TASK GOAL:
Determine how many lines in these records hold "icon". Only the number is wanted.

(Data extracted from a collection)
--- Begin ---
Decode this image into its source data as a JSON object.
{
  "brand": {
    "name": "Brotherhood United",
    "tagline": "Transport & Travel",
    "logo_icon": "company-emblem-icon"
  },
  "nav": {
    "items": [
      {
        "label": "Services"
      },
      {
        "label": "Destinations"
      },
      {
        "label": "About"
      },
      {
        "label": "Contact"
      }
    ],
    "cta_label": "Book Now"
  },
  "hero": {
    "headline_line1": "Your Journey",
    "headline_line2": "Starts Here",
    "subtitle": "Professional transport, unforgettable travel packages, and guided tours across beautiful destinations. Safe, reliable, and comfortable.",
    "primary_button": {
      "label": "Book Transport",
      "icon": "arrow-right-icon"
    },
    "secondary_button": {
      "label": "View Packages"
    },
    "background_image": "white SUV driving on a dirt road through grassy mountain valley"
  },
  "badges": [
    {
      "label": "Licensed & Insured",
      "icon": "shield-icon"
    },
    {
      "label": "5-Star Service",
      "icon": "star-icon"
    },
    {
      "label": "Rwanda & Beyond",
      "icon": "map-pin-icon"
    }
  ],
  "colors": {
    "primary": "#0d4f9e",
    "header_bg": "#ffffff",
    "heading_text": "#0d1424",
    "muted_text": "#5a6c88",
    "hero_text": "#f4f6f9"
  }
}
--- End ---
SOLUTION:
5